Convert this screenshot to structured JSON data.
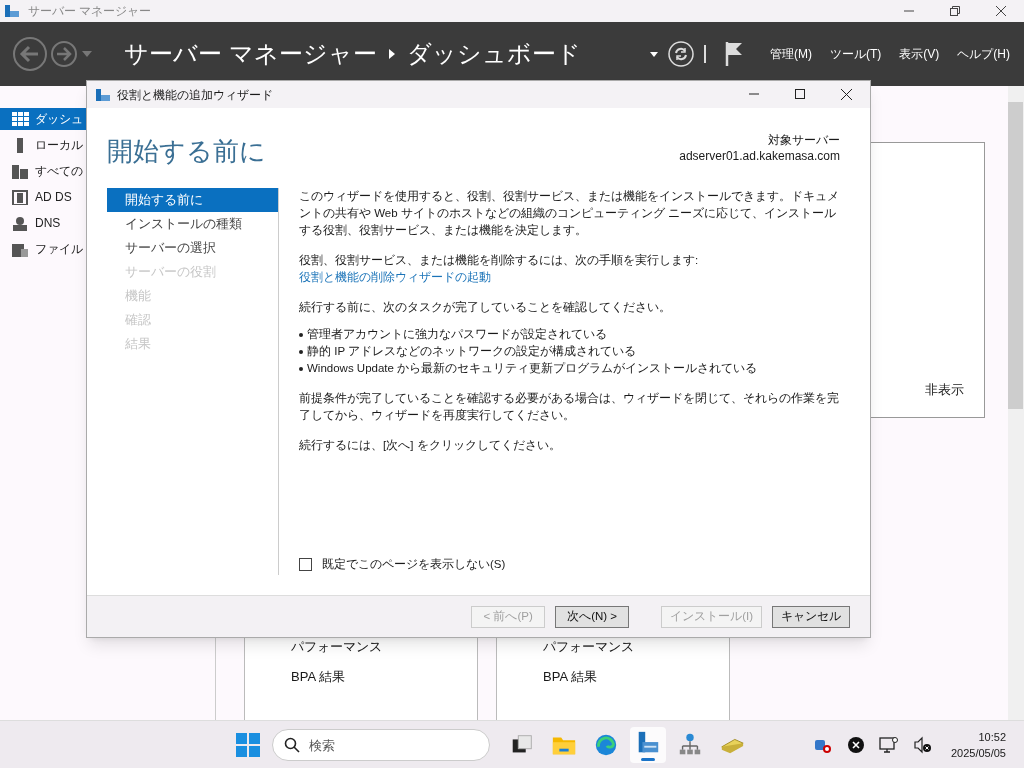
{
  "window": {
    "title": "サーバー マネージャー"
  },
  "header": {
    "breadcrumb": [
      "サーバー マネージャー",
      "ダッシュボード"
    ],
    "menu": [
      "管理(M)",
      "ツール(T)",
      "表示(V)",
      "ヘルプ(H)"
    ]
  },
  "sidebar": {
    "items": [
      {
        "label": "ダッシュ",
        "selected": true
      },
      {
        "label": "ローカル",
        "selected": false
      },
      {
        "label": "すべての",
        "selected": false
      },
      {
        "label": "AD DS",
        "selected": false
      },
      {
        "label": "DNS",
        "selected": false
      },
      {
        "label": "ファイル",
        "selected": false
      }
    ]
  },
  "dashboard": {
    "hide_label": "非表示",
    "tiles": [
      {
        "lines": [
          "パフォーマンス",
          "BPA 結果"
        ]
      },
      {
        "lines": [
          "パフォーマンス",
          "BPA 結果"
        ]
      }
    ]
  },
  "wizard": {
    "title": "役割と機能の追加ウィザード",
    "heading": "開始する前に",
    "target_label": "対象サーバー",
    "target_server": "adserver01.ad.kakemasa.com",
    "steps": [
      {
        "label": "開始する前に",
        "selected": true,
        "disabled": false
      },
      {
        "label": "インストールの種類",
        "selected": false,
        "disabled": false
      },
      {
        "label": "サーバーの選択",
        "selected": false,
        "disabled": false
      },
      {
        "label": "サーバーの役割",
        "selected": false,
        "disabled": true
      },
      {
        "label": "機能",
        "selected": false,
        "disabled": true
      },
      {
        "label": "確認",
        "selected": false,
        "disabled": true
      },
      {
        "label": "結果",
        "selected": false,
        "disabled": true
      }
    ],
    "content": [
      {
        "kind": "paragraph",
        "text": "このウィザードを使用すると、役割、役割サービス、または機能をインストールできます。ドキュメントの共有や Web サイトのホストなどの組織のコンピューティング ニーズに応じて、インストールする役割、役割サービス、または機能を決定します。"
      },
      {
        "kind": "paragraph",
        "text": "役割、役割サービス、または機能を削除するには、次の手順を実行します:",
        "link": "役割と機能の削除ウィザードの起動"
      },
      {
        "kind": "paragraph",
        "text": "続行する前に、次のタスクが完了していることを確認してください。"
      },
      {
        "kind": "bullets",
        "items": [
          "管理者アカウントに強力なパスワードが設定されている",
          "静的 IP アドレスなどのネットワークの設定が構成されている",
          "Windows Update から最新のセキュリティ更新プログラムがインストールされている"
        ]
      },
      {
        "kind": "paragraph",
        "text": "前提条件が完了していることを確認する必要がある場合は、ウィザードを閉じて、それらの作業を完了してから、ウィザードを再度実行してください。"
      },
      {
        "kind": "paragraph",
        "text": "続行するには、[次へ] をクリックしてください。"
      }
    ],
    "checkbox": {
      "label": "既定でこのページを表示しない(S)",
      "checked": false
    },
    "buttons": [
      {
        "label": "< 前へ(P)",
        "disabled": true
      },
      {
        "label": "次へ(N) >",
        "disabled": false
      },
      {
        "label": "インストール(I)",
        "disabled": true
      },
      {
        "label": "キャンセル",
        "disabled": false
      }
    ]
  },
  "taskbar": {
    "search_placeholder": "検索",
    "apps": [
      {
        "kind": "taskview",
        "active": false
      },
      {
        "kind": "folder",
        "active": false
      },
      {
        "kind": "browser",
        "active": false
      },
      {
        "kind": "server",
        "active": true
      },
      {
        "kind": "network",
        "active": false
      },
      {
        "kind": "money",
        "active": false
      }
    ],
    "time": "10:52",
    "date": "2025/05/05"
  }
}
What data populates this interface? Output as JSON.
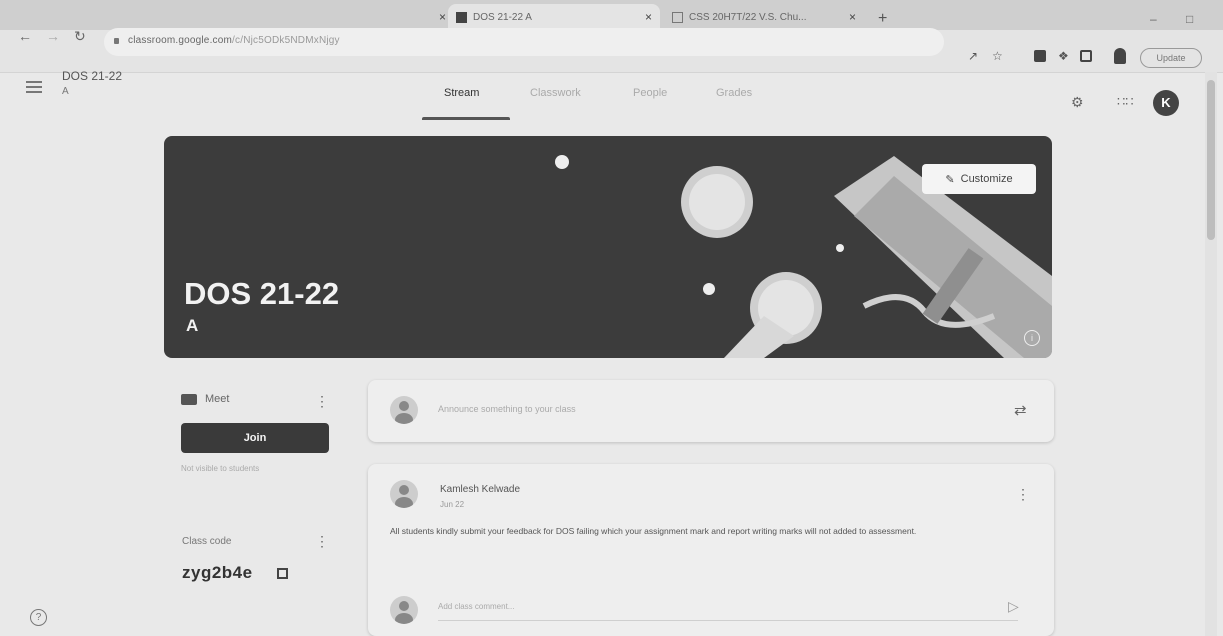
{
  "browser": {
    "tabs": [
      {
        "title": "",
        "active": false
      },
      {
        "title": "DOS 21-22 A",
        "active": true
      },
      {
        "title": "CSS 20H7T/22 V.S. Chu...",
        "active": false
      }
    ],
    "close_glyph": "×",
    "new_tab_glyph": "+",
    "url_host": "classroom.google.com",
    "url_path": "/c/Njc5ODk5NDMxNjgy",
    "update_label": "Update",
    "icons": [
      "back-icon",
      "forward-icon",
      "reload-icon",
      "share-icon",
      "star-icon",
      "extension-icon",
      "puzzle-icon",
      "sidepanel-icon",
      "profile-icon"
    ]
  },
  "header": {
    "class_title": "DOS 21-22",
    "class_section": "A",
    "tabs": [
      "Stream",
      "Classwork",
      "People",
      "Grades"
    ],
    "active_tab": "Stream",
    "avatar_letter": "K",
    "icons": [
      "menu-icon",
      "settings-icon",
      "apps-grid-icon"
    ]
  },
  "banner": {
    "title": "DOS 21-22",
    "section": "A",
    "customize_label": "Customize"
  },
  "meet": {
    "label": "Meet",
    "join_label": "Join",
    "note": "Not visible to students"
  },
  "class_code": {
    "label": "Class code",
    "value": "zyg2b4e"
  },
  "stream": {
    "announce_placeholder": "Announce something to your class",
    "post": {
      "author": "Kamlesh Kelwade",
      "date": "Jun 22",
      "body": "All students kindly submit your feedback for DOS failing which your assignment mark and report writing marks will not added to assessment.",
      "comment_placeholder": "Add class comment..."
    }
  },
  "colors": {
    "banner_bg": "#3c3c3c",
    "join_bg": "#3a3a3a",
    "page_bg": "#e9e9e9"
  }
}
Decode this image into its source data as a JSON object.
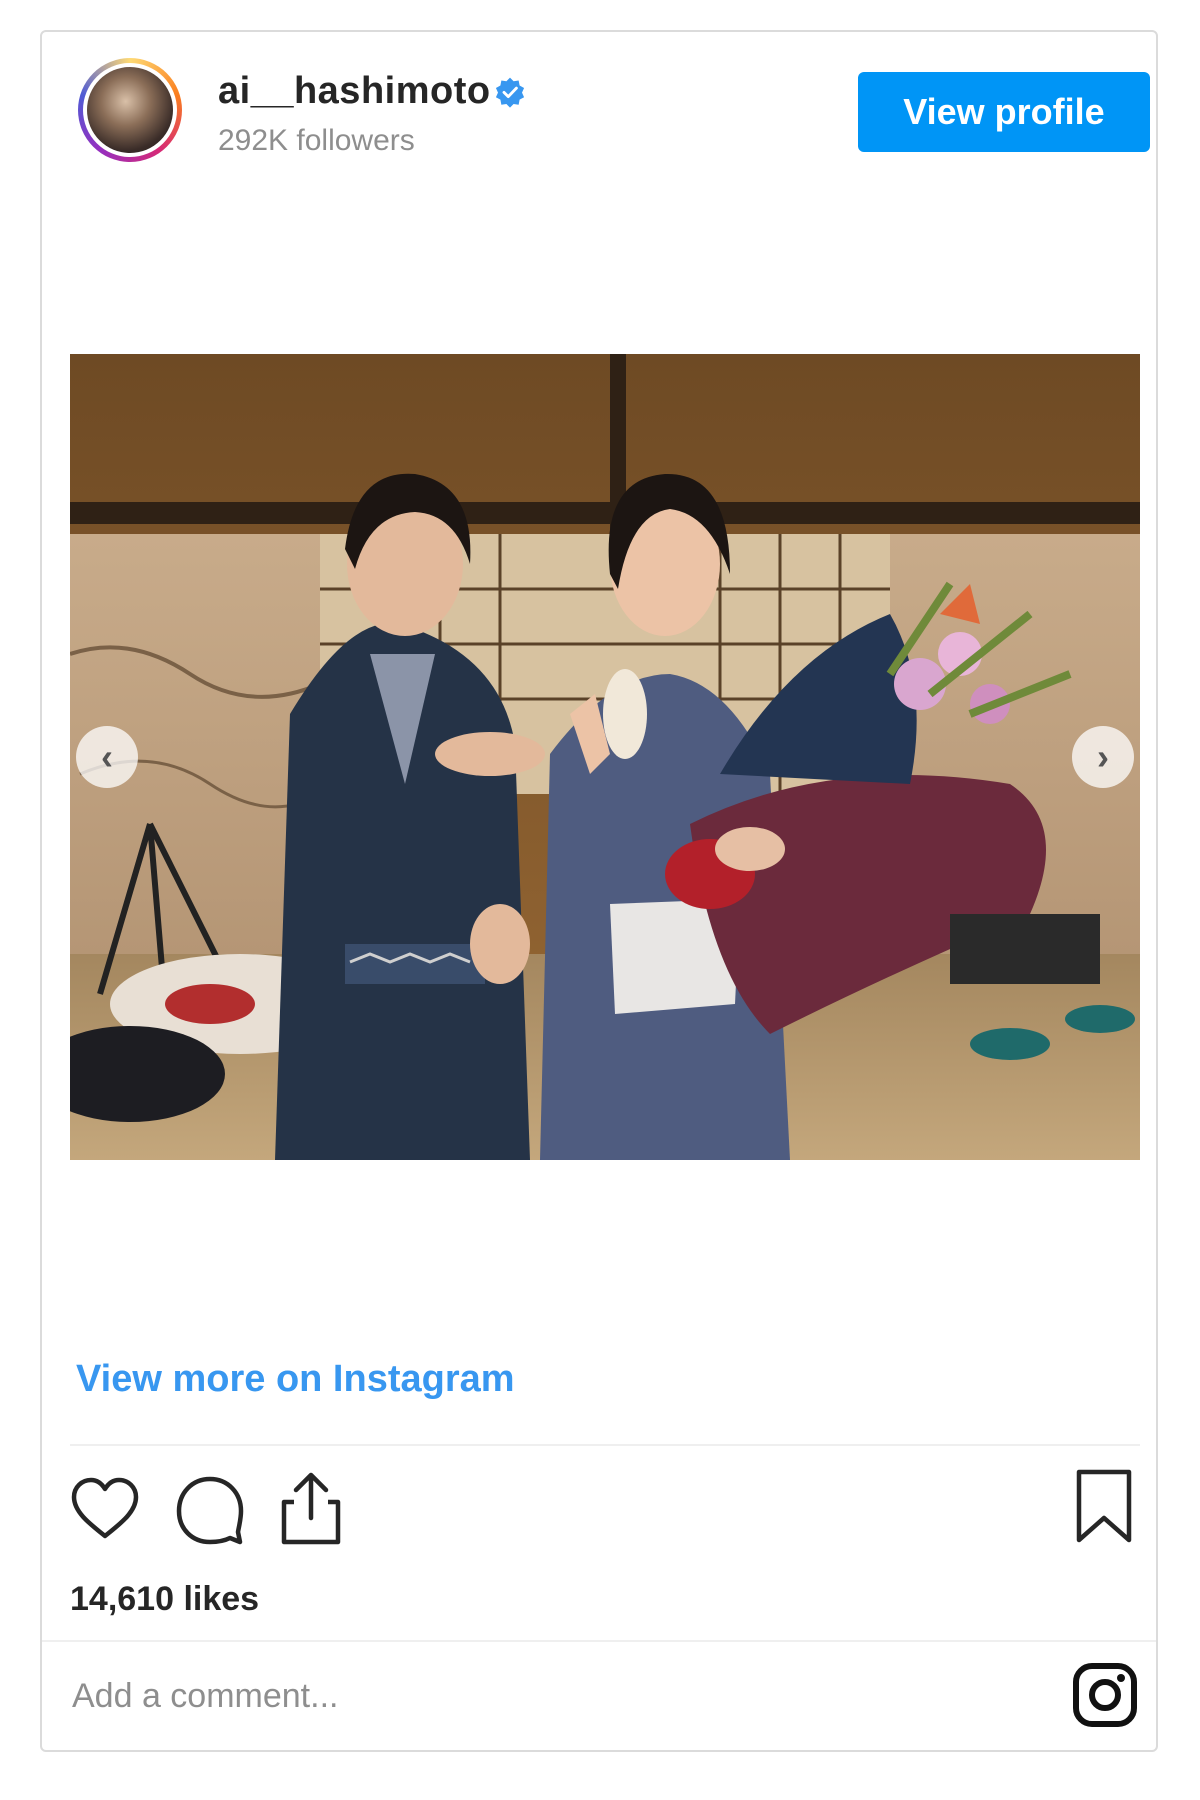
{
  "profile": {
    "username": "ai__hashimoto",
    "followers": "292K followers",
    "view_profile_label": "View profile",
    "verified": true
  },
  "media": {
    "has_prev": true,
    "has_next": true,
    "prev_glyph": "‹",
    "next_glyph": "›"
  },
  "post": {
    "view_more_label": "View more on Instagram",
    "likes": "14,610 likes",
    "comment_placeholder": "Add a comment..."
  },
  "icons": {
    "like": "heart-icon",
    "comment": "comment-icon",
    "share": "share-icon",
    "save": "bookmark-icon",
    "brand": "instagram-icon"
  },
  "colors": {
    "accent": "#0095f6",
    "link": "#3897f0",
    "verified": "#3897f0"
  }
}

****************************************

## Exercise goal:
Go through the entries above and print each one exactly, minus the pictures.

## Solution to this exercise:
Convert this screenshot to structured JSON data.
{
  "window": {
    "title": "サーバー マネージャー"
  },
  "header": {
    "breadcrumb": [
      "サーバー マネージャー",
      "ダッシュボード"
    ],
    "menu": [
      "管理(M)",
      "ツール(T)",
      "表示(V)",
      "ヘルプ(H)"
    ]
  },
  "sidebar": {
    "items": [
      {
        "label": "ダッシュ",
        "selected": true
      },
      {
        "label": "ローカル",
        "selected": false
      },
      {
        "label": "すべての",
        "selected": false
      },
      {
        "label": "AD DS",
        "selected": false
      },
      {
        "label": "DNS",
        "selected": false
      },
      {
        "label": "ファイル",
        "selected": false
      }
    ]
  },
  "dashboard": {
    "hide_label": "非表示",
    "tiles": [
      {
        "lines": [
          "パフォーマンス",
          "BPA 結果"
        ]
      },
      {
        "lines": [
          "パフォーマンス",
          "BPA 結果"
        ]
      }
    ]
  },
  "wizard": {
    "title": "役割と機能の追加ウィザード",
    "heading": "開始する前に",
    "target_label": "対象サーバー",
    "target_server": "adserver01.ad.kakemasa.com",
    "steps": [
      {
        "label": "開始する前に",
        "selected": true,
        "disabled": false
      },
      {
        "label": "インストールの種類",
        "selected": false,
        "disabled": false
      },
      {
        "label": "サーバーの選択",
        "selected": false,
        "disabled": false
      },
      {
        "label": "サーバーの役割",
        "selected": false,
        "disabled": true
      },
      {
        "label": "機能",
        "selected": false,
        "disabled": true
      },
      {
        "label": "確認",
        "selected": false,
        "disabled": true
      },
      {
        "label": "結果",
        "selected": false,
        "disabled": true
      }
    ],
    "content": [
      {
        "kind": "paragraph",
        "text": "このウィザードを使用すると、役割、役割サービス、または機能をインストールできます。ドキュメントの共有や Web サイトのホストなどの組織のコンピューティング ニーズに応じて、インストールする役割、役割サービス、または機能を決定します。"
      },
      {
        "kind": "paragraph",
        "text": "役割、役割サービス、または機能を削除するには、次の手順を実行します:",
        "link": "役割と機能の削除ウィザードの起動"
      },
      {
        "kind": "paragraph",
        "text": "続行する前に、次のタスクが完了していることを確認してください。"
      },
      {
        "kind": "bullets",
        "items": [
          "管理者アカウントに強力なパスワードが設定されている",
          "静的 IP アドレスなどのネットワークの設定が構成されている",
          "Windows Update から最新のセキュリティ更新プログラムがインストールされている"
        ]
      },
      {
        "kind": "paragraph",
        "text": "前提条件が完了していることを確認する必要がある場合は、ウィザードを閉じて、それらの作業を完了してから、ウィザードを再度実行してください。"
      },
      {
        "kind": "paragraph",
        "text": "続行するには、[次へ] をクリックしてください。"
      }
    ],
    "checkbox": {
      "label": "既定でこのページを表示しない(S)",
      "checked": false
    },
    "buttons": [
      {
        "label": "< 前へ(P)",
        "disabled": true
      },
      {
        "label": "次へ(N) >",
        "disabled": false
      },
      {
        "label": "インストール(I)",
        "disabled": true
      },
      {
        "label": "キャンセル",
        "disabled": false
      }
    ]
  },
  "taskbar": {
    "search_placeholder": "検索",
    "apps": [
      {
        "kind": "taskview",
        "active": false
      },
      {
        "kind": "folder",
        "active": false
      },
      {
        "kind": "browser",
        "active": false
      },
      {
        "kind": "server",
        "active": true
      },
      {
        "kind": "network",
        "active": false
      },
      {
        "kind": "money",
        "active": false
      }
    ],
    "time": "10:52",
    "date": "2025/05/05"
  }
}
What data populates this interface? Output as JSON.
{
  "browser": {
    "tabs": [
      {
        "title": "",
        "active": false
      },
      {
        "title": "DOS 21-22 A",
        "active": true
      },
      {
        "title": "CSS 20H7T/22 V.S. Chu...",
        "active": false
      }
    ],
    "close_glyph": "×",
    "new_tab_glyph": "+",
    "url_host": "classroom.google.com",
    "url_path": "/c/Njc5ODk5NDMxNjgy",
    "update_label": "Update",
    "icons": [
      "back-icon",
      "forward-icon",
      "reload-icon",
      "share-icon",
      "star-icon",
      "extension-icon",
      "puzzle-icon",
      "sidepanel-icon",
      "profile-icon"
    ]
  },
  "header": {
    "class_title": "DOS 21-22",
    "class_section": "A",
    "tabs": [
      "Stream",
      "Classwork",
      "People",
      "Grades"
    ],
    "active_tab": "Stream",
    "avatar_letter": "K",
    "icons": [
      "menu-icon",
      "settings-icon",
      "apps-grid-icon"
    ]
  },
  "banner": {
    "title": "DOS 21-22",
    "section": "A",
    "customize_label": "Customize"
  },
  "meet": {
    "label": "Meet",
    "join_label": "Join",
    "note": "Not visible to students"
  },
  "class_code": {
    "label": "Class code",
    "value": "zyg2b4e"
  },
  "stream": {
    "announce_placeholder": "Announce something to your class",
    "post": {
      "author": "Kamlesh Kelwade",
      "date": "Jun 22",
      "body": "All students kindly submit your feedback for DOS failing which your assignment mark and report writing marks will not added to assessment.",
      "comment_placeholder": "Add class comment..."
    }
  },
  "colors": {
    "banner_bg": "#3c3c3c",
    "join_bg": "#3a3a3a",
    "page_bg": "#e9e9e9"
  }
}
Decode this image into its source data as a JSON object.
{
  "profile": {
    "username": "ai__hashimoto",
    "followers": "292K followers",
    "view_profile_label": "View profile",
    "verified": true
  },
  "media": {
    "has_prev": true,
    "has_next": true,
    "prev_glyph": "‹",
    "next_glyph": "›"
  },
  "post": {
    "view_more_label": "View more on Instagram",
    "likes": "14,610 likes",
    "comment_placeholder": "Add a comment..."
  },
  "icons": {
    "like": "heart-icon",
    "comment": "comment-icon",
    "share": "share-icon",
    "save": "bookmark-icon",
    "brand": "instagram-icon"
  },
  "colors": {
    "accent": "#0095f6",
    "link": "#3897f0",
    "verified": "#3897f0"
  }
}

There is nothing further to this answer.